── Page text ──

This is the code for this video on Youtube by Siraj Raval on medical classification and a fork of his original work here.
The only addition made thus far is the addition of a Go-based image resizing tool that is able to use all cores of a given host machine/VM/container to perform the TTA.
This is performed through a simple approach of splitting the list of images into N-groups, where N is the number of logical cores assigned to the host machine as determined by the Go native library function runtime.NumCPU()
. (see NumCPU()). Once the image file list is broken up into 'N' groups, 'N' go routines are started to process the images.
The Go routines are all synchronized via a Go waitgroup so that all of the image processing work is completed before the process is terminated.

───
── Recorded data ──

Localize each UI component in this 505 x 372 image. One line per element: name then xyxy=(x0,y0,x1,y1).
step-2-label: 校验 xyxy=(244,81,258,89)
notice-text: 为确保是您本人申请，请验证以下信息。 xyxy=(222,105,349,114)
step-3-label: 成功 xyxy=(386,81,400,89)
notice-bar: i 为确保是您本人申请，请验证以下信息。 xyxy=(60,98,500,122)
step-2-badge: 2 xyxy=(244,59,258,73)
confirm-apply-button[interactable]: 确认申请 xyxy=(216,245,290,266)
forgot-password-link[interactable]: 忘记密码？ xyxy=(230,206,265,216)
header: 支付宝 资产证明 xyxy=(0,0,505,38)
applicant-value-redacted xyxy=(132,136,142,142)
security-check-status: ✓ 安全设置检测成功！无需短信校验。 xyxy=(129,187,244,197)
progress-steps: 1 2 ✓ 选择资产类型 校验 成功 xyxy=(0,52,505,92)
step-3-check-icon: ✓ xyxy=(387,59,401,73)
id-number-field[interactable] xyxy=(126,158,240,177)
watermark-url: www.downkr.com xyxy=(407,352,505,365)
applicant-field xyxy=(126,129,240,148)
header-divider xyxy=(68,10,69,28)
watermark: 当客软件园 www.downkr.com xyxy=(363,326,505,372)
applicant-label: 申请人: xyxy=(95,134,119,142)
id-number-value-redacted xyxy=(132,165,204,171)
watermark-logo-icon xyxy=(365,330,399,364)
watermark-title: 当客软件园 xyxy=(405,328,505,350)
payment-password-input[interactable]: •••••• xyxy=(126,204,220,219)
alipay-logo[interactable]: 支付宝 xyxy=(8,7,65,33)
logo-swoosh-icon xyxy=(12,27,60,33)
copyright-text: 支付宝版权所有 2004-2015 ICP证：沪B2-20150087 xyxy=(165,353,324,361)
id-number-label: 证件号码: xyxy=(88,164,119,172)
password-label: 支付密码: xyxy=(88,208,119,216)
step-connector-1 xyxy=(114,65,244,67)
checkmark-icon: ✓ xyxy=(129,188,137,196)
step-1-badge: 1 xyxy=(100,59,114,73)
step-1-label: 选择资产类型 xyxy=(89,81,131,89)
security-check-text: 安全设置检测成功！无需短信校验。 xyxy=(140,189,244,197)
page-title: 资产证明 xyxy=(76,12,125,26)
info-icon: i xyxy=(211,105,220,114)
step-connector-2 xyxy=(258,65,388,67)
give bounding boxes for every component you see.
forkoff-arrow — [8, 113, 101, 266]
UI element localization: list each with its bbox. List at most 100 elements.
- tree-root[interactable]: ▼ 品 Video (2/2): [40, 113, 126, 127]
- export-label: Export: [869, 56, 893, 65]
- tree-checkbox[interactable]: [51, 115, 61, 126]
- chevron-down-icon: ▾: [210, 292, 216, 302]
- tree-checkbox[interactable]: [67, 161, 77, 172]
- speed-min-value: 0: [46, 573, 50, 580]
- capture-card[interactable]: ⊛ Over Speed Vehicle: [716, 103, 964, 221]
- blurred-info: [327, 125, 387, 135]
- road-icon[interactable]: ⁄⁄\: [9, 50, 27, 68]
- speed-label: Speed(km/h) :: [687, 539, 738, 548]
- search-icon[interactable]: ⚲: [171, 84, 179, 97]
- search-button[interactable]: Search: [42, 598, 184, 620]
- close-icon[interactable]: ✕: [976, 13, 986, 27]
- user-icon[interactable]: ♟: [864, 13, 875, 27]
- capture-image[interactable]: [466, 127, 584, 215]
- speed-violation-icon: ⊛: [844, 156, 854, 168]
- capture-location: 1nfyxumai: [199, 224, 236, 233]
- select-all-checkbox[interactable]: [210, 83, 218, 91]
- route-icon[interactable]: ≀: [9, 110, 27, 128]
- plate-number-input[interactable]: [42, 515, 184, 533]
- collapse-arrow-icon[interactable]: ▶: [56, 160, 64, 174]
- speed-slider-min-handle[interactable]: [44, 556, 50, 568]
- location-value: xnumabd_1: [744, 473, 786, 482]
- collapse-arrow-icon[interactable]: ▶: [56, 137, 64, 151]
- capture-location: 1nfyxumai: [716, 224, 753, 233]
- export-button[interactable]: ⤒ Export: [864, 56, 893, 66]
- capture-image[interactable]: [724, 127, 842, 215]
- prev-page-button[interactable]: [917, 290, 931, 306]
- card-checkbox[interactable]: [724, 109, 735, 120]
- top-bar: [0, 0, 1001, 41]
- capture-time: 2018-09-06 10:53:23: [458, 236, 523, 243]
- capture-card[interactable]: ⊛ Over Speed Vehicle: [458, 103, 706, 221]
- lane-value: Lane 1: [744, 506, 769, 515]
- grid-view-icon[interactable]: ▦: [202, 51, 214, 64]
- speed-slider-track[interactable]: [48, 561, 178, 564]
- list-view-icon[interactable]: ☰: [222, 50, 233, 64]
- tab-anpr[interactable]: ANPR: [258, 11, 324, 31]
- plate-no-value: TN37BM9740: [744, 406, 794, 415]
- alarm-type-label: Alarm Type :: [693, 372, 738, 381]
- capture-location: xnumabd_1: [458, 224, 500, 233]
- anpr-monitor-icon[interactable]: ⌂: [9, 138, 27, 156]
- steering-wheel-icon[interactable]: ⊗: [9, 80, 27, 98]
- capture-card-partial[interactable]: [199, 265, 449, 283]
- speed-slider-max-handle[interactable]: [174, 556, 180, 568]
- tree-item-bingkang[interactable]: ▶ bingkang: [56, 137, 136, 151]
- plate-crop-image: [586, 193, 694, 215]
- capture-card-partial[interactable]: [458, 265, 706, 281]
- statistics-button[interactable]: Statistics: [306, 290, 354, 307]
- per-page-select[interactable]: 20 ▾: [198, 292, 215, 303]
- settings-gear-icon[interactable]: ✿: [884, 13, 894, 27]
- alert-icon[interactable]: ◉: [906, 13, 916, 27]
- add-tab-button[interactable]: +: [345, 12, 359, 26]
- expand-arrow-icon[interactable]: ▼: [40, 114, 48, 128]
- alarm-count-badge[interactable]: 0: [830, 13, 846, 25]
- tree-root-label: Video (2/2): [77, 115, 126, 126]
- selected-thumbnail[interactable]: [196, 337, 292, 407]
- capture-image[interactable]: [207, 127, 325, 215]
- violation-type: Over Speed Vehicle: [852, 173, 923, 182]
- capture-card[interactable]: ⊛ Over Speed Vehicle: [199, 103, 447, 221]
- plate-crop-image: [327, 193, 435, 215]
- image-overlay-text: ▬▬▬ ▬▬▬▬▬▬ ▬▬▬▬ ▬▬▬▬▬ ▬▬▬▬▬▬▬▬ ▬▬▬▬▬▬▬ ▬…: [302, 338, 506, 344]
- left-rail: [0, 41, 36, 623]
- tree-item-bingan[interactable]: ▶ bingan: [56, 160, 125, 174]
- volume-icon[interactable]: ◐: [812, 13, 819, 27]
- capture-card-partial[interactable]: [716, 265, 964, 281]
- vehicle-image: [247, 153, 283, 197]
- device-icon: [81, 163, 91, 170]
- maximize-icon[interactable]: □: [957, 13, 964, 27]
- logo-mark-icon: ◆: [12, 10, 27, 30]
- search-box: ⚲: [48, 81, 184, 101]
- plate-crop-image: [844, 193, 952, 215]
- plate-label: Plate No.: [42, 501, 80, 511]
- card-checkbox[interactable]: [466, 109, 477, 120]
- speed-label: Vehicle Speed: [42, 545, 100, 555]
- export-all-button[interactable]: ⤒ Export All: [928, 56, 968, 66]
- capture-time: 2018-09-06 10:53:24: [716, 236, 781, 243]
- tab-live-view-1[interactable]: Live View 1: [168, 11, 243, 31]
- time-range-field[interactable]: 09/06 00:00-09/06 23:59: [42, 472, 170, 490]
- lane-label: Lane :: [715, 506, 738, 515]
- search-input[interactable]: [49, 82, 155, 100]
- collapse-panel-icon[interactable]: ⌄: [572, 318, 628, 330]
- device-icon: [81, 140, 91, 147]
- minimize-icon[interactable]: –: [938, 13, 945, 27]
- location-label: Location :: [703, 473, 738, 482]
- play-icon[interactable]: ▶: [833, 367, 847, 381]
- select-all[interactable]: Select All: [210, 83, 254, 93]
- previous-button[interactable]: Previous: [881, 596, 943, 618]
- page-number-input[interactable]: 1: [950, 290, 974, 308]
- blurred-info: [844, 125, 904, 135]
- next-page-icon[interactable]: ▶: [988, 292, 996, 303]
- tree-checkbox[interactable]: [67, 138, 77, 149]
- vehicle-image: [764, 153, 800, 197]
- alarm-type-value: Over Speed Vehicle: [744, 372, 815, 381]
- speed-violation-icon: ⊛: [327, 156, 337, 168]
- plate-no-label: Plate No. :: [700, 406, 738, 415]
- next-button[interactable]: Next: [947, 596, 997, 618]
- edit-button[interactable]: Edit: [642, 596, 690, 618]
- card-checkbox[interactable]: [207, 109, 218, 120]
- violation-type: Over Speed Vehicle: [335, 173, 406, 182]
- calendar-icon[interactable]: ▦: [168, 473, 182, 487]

───

#### [Exercises to complete]
(1) In the text on the Go image resizing tool, which Go library function determines the number of logical cores?
(2) Reproduce the part of the text on the Go image resizing tool that opens with the words containing "This is performed" and closes with "process is terminated.".
(3) Resume the text on the Go image resizing tool from where it stops.

#### [Expected results]
(1) runtime.NumCPU()

(2)
This is performed through a simple approach of splitting the list of images into N-groups, where N is the number of logical cores assigned to the host machine as determined by the Go native library function runtime.NumCPU()
. (see NumCPU()). Once the image file list is broken up into 'N' groups, 'N' go routines are started to process the images.
The Go routines are all synchronized via a Go waitgroup so that all of the image processing work is completed before the process is terminated.

(3)
When attempting to run the original resizing code on the large set of images, I realized how inefficiently the code was using the AWS EC2 instance on which I was running; despite the EC2 instance having 8 cores and sufficinent memory/storage/etc., the Python image processing script was only using a single core, which meant a waste of money for anything more than a single core EC2 with enough memory to sustain the processing.
For the Go version, while not a perfectly linear scaling, the resizing code was able to fully utilize the 8x vCPU EC2 instance on which I was testing vs. only getting 1 vCPU of usage with the original Python implemention.
I would like to work with other folks in the data science/ML/AI community on similar efforts if anyone is interested.